## Task description
Identify and copy all lines of the material where the string "segura" is found.

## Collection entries
►

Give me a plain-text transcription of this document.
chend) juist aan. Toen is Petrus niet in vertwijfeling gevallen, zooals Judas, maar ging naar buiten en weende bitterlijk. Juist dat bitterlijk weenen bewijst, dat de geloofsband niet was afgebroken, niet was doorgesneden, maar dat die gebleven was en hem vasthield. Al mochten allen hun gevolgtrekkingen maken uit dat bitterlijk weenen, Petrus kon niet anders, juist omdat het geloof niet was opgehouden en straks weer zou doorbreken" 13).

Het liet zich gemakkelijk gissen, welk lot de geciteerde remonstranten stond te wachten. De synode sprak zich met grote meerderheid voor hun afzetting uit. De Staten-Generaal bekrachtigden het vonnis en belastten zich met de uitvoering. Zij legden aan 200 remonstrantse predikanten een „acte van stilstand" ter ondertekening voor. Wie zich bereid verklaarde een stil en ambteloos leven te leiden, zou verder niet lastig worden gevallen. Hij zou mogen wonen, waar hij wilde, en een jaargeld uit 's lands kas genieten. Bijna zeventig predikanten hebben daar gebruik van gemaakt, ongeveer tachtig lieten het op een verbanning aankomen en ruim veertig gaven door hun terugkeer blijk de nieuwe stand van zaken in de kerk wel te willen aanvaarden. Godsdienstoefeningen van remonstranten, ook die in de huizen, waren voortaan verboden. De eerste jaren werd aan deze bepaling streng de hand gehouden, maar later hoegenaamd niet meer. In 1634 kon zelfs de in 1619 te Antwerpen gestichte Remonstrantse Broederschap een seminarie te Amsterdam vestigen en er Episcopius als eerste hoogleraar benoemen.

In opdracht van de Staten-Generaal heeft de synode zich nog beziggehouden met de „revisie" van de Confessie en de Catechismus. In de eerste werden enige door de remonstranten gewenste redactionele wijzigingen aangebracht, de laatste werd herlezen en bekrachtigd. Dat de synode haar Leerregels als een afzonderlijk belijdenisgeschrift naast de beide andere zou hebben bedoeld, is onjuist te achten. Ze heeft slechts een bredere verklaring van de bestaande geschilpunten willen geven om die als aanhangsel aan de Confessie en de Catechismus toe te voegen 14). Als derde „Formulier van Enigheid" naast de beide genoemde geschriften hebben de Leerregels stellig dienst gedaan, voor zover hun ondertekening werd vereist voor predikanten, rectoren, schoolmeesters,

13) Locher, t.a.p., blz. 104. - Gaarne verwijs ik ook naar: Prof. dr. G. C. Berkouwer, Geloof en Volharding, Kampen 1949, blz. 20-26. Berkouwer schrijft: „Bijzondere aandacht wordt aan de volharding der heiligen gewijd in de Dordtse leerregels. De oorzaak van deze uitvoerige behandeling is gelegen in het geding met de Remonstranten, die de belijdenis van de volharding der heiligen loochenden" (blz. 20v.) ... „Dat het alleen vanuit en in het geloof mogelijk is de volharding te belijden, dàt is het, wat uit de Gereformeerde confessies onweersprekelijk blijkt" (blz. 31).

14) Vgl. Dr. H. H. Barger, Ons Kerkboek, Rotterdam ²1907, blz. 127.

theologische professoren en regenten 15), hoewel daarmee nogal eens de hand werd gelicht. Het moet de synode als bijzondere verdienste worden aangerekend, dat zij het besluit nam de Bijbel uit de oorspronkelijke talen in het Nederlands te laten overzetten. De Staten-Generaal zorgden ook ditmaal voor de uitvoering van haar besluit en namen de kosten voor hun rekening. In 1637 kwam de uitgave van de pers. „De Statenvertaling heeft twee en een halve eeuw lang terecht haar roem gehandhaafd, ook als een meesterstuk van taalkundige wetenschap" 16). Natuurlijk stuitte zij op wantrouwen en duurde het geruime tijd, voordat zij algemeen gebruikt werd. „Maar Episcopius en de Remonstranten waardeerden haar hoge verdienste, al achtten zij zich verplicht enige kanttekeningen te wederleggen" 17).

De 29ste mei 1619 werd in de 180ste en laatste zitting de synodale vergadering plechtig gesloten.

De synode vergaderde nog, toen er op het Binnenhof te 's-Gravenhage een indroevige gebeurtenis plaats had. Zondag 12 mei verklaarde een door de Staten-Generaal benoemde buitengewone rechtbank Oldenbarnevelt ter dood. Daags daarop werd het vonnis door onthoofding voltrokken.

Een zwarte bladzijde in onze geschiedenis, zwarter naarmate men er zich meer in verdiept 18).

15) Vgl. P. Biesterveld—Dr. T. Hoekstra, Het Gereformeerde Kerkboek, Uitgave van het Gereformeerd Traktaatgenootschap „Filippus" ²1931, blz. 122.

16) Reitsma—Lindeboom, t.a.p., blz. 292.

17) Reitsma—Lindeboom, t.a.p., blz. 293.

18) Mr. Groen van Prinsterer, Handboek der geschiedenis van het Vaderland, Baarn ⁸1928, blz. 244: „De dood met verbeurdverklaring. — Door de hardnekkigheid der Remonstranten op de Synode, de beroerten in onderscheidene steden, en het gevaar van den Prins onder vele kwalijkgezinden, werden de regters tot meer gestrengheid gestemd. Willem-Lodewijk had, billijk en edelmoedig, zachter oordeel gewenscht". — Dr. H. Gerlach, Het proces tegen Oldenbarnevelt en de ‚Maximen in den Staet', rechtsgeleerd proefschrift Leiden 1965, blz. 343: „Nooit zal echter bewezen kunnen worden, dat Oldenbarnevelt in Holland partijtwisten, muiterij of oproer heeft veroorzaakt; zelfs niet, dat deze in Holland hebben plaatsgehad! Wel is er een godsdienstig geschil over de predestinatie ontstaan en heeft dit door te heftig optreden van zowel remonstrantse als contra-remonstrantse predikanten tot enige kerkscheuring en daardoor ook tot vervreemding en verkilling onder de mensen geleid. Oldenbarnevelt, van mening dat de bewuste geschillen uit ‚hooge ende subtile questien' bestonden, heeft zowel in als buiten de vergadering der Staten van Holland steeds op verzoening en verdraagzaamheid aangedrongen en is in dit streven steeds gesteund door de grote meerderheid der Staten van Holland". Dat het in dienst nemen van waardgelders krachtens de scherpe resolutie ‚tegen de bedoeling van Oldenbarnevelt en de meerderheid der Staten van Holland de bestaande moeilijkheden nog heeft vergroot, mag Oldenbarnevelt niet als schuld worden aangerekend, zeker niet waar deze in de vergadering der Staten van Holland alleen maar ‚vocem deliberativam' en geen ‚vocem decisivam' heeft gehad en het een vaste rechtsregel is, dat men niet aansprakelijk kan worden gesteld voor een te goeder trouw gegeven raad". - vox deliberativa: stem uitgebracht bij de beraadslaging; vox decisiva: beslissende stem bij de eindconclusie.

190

◄
►

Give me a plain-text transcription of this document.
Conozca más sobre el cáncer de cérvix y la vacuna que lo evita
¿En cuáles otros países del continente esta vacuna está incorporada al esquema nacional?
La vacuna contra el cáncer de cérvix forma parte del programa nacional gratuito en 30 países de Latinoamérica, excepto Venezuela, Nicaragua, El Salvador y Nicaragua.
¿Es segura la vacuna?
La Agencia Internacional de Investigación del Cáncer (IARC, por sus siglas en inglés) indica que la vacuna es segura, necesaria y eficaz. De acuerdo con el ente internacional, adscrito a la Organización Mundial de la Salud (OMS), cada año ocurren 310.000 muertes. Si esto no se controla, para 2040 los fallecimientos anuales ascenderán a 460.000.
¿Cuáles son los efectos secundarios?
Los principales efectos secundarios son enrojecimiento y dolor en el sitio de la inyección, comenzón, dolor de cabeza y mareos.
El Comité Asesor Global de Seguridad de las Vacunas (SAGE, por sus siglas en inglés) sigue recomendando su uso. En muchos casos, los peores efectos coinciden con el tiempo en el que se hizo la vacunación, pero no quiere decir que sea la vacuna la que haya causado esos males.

◄

## Answer to the task
¿Es segura la vacuna?
La Agencia Internacional de Investigación del Cáncer (IARC, por sus siglas en inglés) indica que la vacuna es segura, necesaria y eficaz. De acuerdo con el ente internacional, adscrito a la Organización Mundial de la Salud (OMS), cada año ocurren 310.000 muertes. Si esto no se controla, para 2040 los fallecimientos anuales ascenderán a 460.000.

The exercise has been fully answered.